§ Exercise objective: Report the count of lines containing the word "گجتی" in the entries below, and nothing more.

§ Records to use:
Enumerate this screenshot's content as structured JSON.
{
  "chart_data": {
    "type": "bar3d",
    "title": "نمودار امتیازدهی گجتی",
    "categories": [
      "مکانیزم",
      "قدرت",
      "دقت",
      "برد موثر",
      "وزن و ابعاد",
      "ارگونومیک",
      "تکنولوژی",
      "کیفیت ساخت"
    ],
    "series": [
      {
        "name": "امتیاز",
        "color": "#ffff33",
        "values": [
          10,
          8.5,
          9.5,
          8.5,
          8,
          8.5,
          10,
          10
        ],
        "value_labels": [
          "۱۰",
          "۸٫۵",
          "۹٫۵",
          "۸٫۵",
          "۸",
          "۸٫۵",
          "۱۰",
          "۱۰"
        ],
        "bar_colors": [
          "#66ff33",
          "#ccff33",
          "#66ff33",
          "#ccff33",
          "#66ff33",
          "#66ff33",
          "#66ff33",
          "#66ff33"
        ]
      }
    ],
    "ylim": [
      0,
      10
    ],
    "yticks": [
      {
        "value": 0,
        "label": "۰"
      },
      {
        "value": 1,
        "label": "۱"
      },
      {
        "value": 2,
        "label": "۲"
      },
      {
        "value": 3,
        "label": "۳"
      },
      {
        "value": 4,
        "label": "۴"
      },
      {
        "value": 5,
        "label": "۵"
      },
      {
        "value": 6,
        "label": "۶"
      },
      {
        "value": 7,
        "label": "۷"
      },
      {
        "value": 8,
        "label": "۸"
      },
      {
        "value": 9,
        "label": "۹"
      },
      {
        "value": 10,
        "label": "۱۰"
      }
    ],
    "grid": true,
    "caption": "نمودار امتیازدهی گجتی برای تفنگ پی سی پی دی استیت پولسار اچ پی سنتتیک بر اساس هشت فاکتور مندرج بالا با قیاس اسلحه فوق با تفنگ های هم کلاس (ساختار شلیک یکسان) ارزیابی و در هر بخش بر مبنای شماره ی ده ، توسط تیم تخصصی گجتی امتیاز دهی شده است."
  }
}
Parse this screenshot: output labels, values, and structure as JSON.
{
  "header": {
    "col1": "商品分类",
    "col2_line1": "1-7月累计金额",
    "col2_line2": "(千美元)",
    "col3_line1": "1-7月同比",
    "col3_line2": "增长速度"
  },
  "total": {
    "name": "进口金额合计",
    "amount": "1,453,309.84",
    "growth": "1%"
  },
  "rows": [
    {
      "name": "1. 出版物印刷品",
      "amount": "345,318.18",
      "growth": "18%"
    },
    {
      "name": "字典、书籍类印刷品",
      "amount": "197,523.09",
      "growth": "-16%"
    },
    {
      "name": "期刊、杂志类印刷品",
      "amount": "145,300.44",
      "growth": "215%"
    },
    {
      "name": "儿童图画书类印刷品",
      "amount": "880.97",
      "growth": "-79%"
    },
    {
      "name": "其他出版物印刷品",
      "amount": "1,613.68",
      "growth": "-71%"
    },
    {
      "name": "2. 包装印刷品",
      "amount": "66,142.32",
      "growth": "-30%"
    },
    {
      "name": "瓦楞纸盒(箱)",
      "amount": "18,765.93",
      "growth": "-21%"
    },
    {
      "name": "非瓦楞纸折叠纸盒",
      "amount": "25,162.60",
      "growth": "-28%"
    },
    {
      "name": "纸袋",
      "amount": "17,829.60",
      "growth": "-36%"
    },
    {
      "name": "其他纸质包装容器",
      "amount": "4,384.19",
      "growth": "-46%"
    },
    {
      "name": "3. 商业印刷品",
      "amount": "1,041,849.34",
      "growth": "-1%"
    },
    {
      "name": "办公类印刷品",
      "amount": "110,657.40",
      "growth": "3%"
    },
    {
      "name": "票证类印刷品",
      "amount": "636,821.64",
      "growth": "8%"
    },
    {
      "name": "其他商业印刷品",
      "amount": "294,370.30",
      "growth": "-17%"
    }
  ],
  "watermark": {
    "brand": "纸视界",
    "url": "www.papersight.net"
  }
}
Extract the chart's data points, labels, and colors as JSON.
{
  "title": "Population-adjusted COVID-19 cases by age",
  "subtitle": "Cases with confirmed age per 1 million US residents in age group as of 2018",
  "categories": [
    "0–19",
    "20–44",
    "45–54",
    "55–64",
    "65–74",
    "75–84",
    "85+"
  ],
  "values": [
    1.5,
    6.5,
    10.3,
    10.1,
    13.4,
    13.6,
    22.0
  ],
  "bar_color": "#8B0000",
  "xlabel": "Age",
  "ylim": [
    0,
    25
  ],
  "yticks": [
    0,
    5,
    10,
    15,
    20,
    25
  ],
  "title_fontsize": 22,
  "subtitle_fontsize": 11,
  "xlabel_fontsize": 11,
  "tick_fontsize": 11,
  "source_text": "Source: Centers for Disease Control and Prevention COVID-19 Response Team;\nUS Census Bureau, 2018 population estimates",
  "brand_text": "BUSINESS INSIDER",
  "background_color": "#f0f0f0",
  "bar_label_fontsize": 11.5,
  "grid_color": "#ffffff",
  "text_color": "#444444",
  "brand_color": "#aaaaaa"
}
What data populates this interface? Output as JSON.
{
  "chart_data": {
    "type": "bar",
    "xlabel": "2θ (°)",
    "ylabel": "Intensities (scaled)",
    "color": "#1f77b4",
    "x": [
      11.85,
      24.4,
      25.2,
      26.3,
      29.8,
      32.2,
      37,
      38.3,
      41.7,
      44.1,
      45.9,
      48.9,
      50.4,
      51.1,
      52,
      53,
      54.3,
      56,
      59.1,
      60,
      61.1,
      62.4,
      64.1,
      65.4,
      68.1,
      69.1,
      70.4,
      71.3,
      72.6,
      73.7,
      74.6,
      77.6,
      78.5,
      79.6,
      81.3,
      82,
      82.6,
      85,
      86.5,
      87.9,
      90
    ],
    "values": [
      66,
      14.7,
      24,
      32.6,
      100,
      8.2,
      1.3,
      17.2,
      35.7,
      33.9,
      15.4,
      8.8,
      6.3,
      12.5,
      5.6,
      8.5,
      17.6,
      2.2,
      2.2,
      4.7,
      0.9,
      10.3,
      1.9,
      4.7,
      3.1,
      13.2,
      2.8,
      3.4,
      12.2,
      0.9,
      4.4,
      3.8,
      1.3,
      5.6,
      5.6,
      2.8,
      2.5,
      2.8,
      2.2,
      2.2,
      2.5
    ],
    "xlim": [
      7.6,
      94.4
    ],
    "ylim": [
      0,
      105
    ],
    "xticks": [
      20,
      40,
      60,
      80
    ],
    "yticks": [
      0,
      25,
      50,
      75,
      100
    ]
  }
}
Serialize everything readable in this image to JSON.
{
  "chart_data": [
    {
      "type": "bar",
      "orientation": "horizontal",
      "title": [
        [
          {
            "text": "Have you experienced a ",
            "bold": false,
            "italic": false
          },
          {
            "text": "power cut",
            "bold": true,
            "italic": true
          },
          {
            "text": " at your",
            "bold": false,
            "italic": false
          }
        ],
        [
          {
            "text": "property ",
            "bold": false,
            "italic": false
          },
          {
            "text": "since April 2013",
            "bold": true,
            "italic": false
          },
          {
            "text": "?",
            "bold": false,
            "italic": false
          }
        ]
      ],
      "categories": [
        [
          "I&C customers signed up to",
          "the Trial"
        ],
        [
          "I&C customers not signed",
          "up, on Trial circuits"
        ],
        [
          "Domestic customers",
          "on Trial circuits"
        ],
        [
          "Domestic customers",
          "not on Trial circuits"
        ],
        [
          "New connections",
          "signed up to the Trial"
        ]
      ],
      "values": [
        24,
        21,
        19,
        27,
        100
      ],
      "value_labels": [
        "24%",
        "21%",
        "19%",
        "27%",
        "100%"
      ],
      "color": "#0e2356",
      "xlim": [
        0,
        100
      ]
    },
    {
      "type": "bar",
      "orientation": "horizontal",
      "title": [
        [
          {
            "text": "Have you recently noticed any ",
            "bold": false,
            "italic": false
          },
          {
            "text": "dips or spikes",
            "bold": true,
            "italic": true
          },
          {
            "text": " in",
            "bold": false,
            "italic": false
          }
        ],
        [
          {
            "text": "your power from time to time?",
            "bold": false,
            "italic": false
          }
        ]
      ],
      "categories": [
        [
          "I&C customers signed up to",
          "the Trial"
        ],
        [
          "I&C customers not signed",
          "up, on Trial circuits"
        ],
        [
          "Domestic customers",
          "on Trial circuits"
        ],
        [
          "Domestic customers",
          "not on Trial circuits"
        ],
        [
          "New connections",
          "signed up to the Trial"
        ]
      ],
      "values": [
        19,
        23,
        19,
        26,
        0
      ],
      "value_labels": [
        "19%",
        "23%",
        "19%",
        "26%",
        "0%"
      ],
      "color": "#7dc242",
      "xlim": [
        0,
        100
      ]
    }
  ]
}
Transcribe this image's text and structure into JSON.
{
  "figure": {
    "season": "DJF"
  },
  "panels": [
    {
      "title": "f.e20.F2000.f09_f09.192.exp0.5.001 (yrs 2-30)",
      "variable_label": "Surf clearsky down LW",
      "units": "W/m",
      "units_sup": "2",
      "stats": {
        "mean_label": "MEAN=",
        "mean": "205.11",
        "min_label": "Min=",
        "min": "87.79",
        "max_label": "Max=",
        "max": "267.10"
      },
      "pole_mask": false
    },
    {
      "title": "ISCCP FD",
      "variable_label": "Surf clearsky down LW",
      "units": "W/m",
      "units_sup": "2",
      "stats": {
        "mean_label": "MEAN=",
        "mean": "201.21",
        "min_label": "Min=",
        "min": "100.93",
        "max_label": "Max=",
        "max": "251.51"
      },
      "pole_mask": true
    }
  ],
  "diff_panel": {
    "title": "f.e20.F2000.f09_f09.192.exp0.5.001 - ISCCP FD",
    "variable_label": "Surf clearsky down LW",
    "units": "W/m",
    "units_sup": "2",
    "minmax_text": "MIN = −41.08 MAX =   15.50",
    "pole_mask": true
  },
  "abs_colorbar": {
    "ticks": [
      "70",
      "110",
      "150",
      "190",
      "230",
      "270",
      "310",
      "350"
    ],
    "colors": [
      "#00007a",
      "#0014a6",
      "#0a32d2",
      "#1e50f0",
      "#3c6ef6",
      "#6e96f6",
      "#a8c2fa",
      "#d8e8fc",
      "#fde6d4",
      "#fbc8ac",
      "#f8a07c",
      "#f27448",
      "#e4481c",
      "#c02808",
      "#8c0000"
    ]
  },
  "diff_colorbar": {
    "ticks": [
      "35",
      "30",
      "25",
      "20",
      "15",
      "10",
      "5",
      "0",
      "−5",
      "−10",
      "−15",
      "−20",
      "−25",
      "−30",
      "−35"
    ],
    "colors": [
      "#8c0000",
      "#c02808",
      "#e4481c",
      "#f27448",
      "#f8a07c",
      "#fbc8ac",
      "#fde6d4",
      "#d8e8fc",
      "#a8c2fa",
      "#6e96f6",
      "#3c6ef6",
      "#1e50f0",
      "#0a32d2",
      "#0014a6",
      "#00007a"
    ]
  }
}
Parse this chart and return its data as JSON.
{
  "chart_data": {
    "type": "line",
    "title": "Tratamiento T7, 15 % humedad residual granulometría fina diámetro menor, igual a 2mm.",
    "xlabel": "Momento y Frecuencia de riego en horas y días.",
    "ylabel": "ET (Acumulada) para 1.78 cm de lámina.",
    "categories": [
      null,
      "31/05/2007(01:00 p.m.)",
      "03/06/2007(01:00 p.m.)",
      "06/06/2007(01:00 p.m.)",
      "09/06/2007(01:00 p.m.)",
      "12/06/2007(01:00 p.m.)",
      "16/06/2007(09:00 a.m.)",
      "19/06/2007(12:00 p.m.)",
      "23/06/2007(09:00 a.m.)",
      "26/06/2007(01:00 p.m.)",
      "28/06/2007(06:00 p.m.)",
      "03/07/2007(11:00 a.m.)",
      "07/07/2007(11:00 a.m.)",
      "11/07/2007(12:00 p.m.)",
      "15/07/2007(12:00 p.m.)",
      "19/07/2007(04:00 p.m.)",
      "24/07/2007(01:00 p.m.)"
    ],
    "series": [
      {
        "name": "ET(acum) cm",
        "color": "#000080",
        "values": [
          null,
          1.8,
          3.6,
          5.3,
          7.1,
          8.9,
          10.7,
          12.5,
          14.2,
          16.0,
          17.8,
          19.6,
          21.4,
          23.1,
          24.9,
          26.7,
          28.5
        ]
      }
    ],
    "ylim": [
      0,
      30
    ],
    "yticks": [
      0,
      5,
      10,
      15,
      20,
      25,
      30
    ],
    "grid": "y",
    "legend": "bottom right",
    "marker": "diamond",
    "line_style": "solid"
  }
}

§ Expected output: 2